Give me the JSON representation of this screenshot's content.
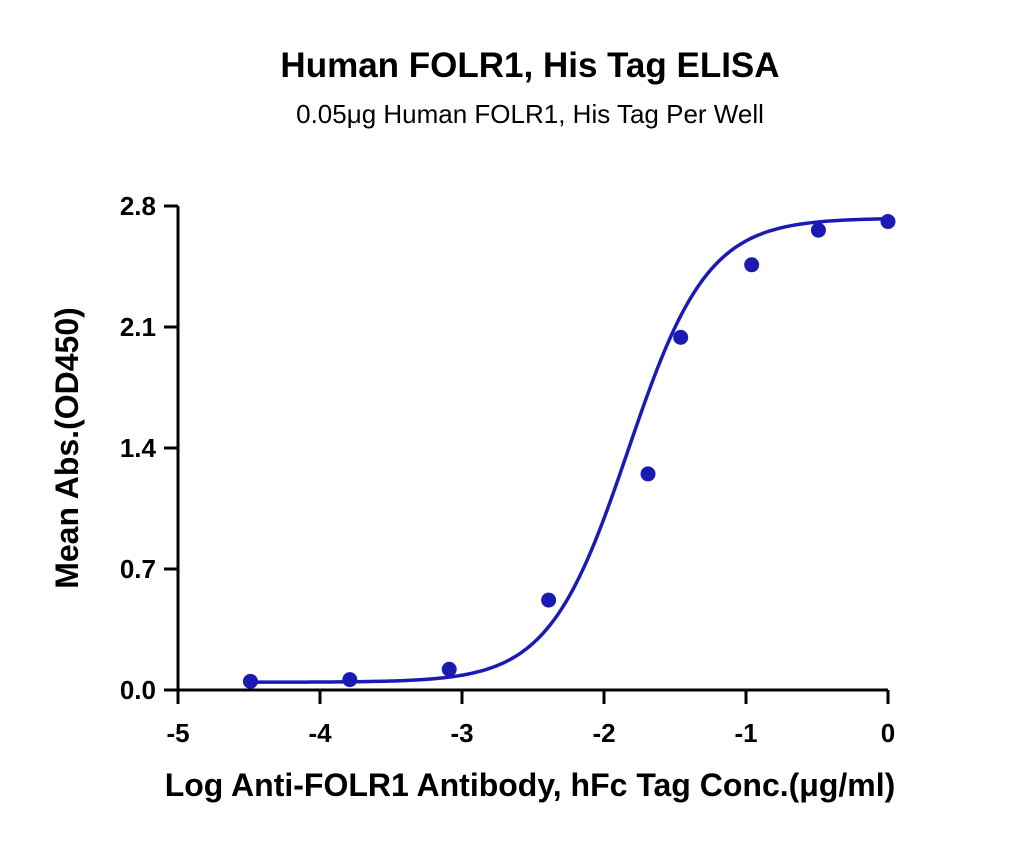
{
  "colors": {
    "series": "#1b1bb3",
    "axis": "#000000",
    "background": "#ffffff"
  },
  "chart_data": {
    "type": "scatter",
    "title": "Human FOLR1, His Tag ELISA",
    "subtitle": "0.05μg Human FOLR1, His Tag Per Well",
    "xlabel": "Log Anti-FOLR1 Antibody, hFc Tag Conc.(μg/ml)",
    "ylabel": "Mean Abs.(OD450)",
    "xlim": [
      -5,
      0
    ],
    "ylim": [
      0,
      2.8
    ],
    "x_ticks": [
      "-5",
      "-4",
      "-3",
      "-2",
      "-1",
      "0"
    ],
    "y_ticks": [
      "0.0",
      "0.7",
      "1.4",
      "2.1",
      "2.8"
    ],
    "grid": false,
    "legend": "none",
    "fit": "four-parameter logistic curve",
    "series": [
      {
        "x": [
          -4.49,
          -3.79,
          -3.09,
          -2.39,
          -1.69,
          -1.46,
          -0.96,
          -0.49,
          0.0
        ],
        "y": [
          0.05,
          0.06,
          0.12,
          0.52,
          1.25,
          2.04,
          2.46,
          2.66,
          2.71
        ]
      }
    ]
  }
}
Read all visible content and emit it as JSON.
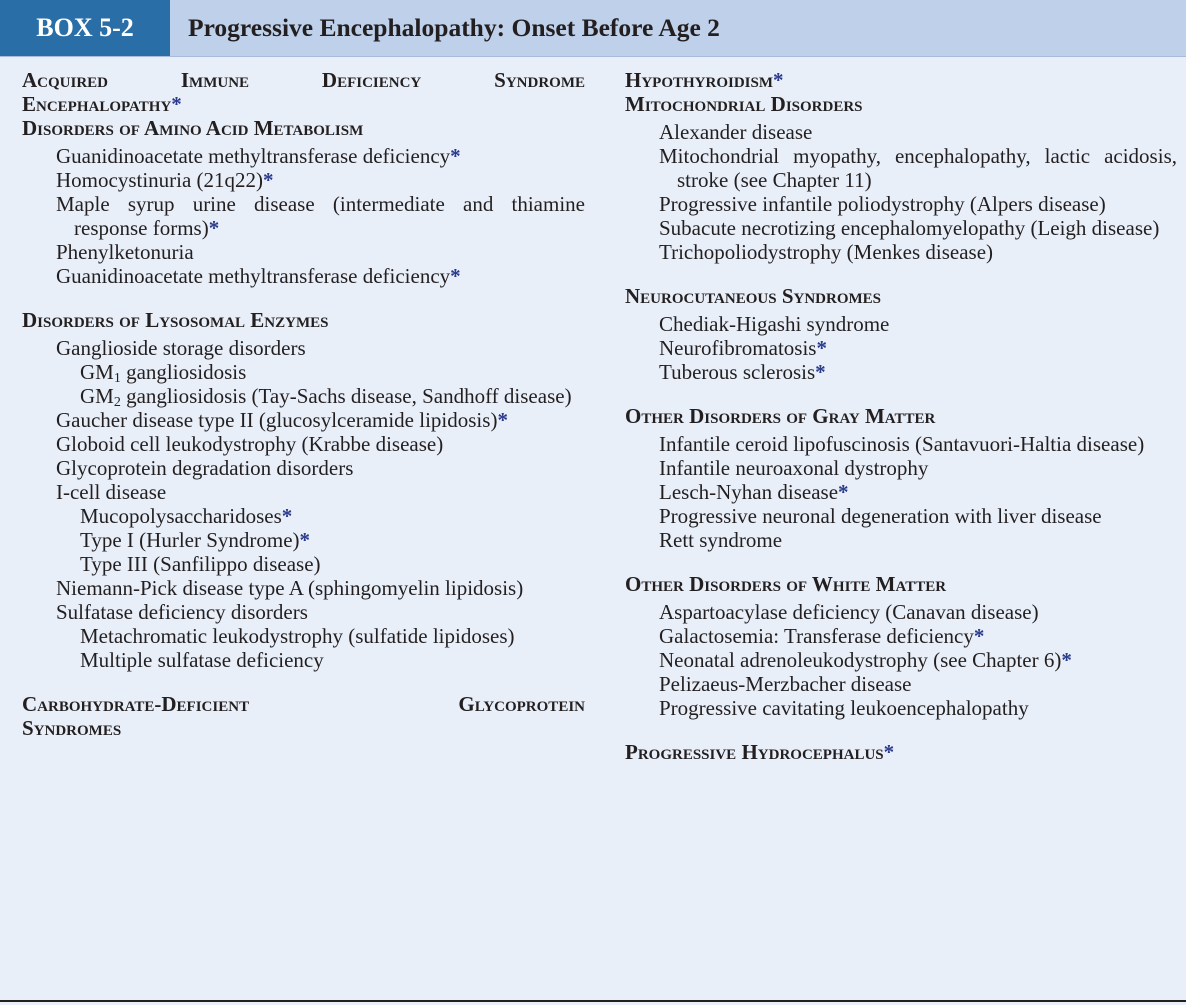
{
  "box": {
    "label": "BOX 5-2",
    "title": "Progressive Encephalopathy: Onset Before Age 2",
    "asterisk": "*"
  },
  "left": {
    "aids_line1": "Acquired Immune Deficiency Syndrome",
    "aids_line2": "Encephalopathy",
    "amino_heading": "Disorders of Amino Acid Metabolism",
    "amino_items": [
      "Guanidinoacetate methyltransferase deficiency",
      "Homocystinuria (21q22)",
      "Maple syrup urine disease (intermediate and thiamine response forms)",
      "Phenylketonuria",
      "Guanidinoacetate methyltransferase deficiency"
    ],
    "lyso_heading": "Disorders of Lysosomal Enzymes",
    "lyso_items": {
      "ganglioside": "Ganglioside storage disorders",
      "gm1": "GM",
      "gm1_sub": "1",
      "gm1_rest": " gangliosidosis",
      "gm2": "GM",
      "gm2_sub": "2",
      "gm2_rest": " gangliosidosis (Tay-Sachs disease, Sandhoff disease)",
      "gaucher": "Gaucher disease type II (glucosylceramide lipidosis)",
      "globoid": "Globoid cell leukodystrophy (Krabbe disease)",
      "glycoprotein": "Glycoprotein degradation disorders",
      "icell": "I-cell disease",
      "mucopoly": "Mucopolysaccharidoses",
      "type1": "Type I (Hurler Syndrome)",
      "type3": "Type III (Sanfilippo disease)",
      "niemann": "Niemann-Pick disease type A (sphingomyelin lipidosis)",
      "sulfatase": "Sulfatase deficiency disorders",
      "metachromatic": "Metachromatic leukodystrophy (sulfatide lipidoses)",
      "multiple": "Multiple sulfatase deficiency"
    },
    "carb_line1": "Carbohydrate-Deficient Glycoprotein",
    "carb_line2": "Syndromes"
  },
  "right": {
    "hypothyroidism": "Hypothyroidism",
    "mito_heading": "Mitochondrial Disorders",
    "mito_items": [
      "Alexander disease",
      "Mitochondrial myopathy, encephalopathy, lactic acidosis, stroke (see Chapter 11)",
      "Progressive infantile poliodystrophy (Alpers disease)",
      "Subacute necrotizing encephalomyelopathy (Leigh disease)",
      "Trichopoliodystrophy (Menkes disease)"
    ],
    "neuro_heading": "Neurocutaneous Syndromes",
    "neuro_items": [
      "Chediak-Higashi syndrome",
      "Neurofibromatosis",
      "Tuberous sclerosis"
    ],
    "gray_heading": "Other Disorders of Gray Matter",
    "gray_items": [
      "Infantile ceroid lipofuscinosis (Santavuori-Haltia disease)",
      "Infantile neuroaxonal dystrophy",
      "Lesch-Nyhan disease",
      "Progressive neuronal degeneration with liver disease",
      "Rett syndrome"
    ],
    "white_heading": "Other Disorders of White Matter",
    "white_items": [
      "Aspartoacylase deficiency (Canavan disease)",
      "Galactosemia: Transferase deficiency",
      "Neonatal adrenoleukodystrophy (see Chapter 6)",
      "Pelizaeus-Merzbacher disease",
      "Progressive cavitating leukoencephalopathy"
    ],
    "hydro_heading": "Progressive Hydrocephalus"
  }
}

## TASK
Each line in the records above with "JSON" must be returned.

## SOLUTION TO THIS EXERCISE
Give me the JSON representation of this screenshot's content.
Read all visible content and emit it as JSON.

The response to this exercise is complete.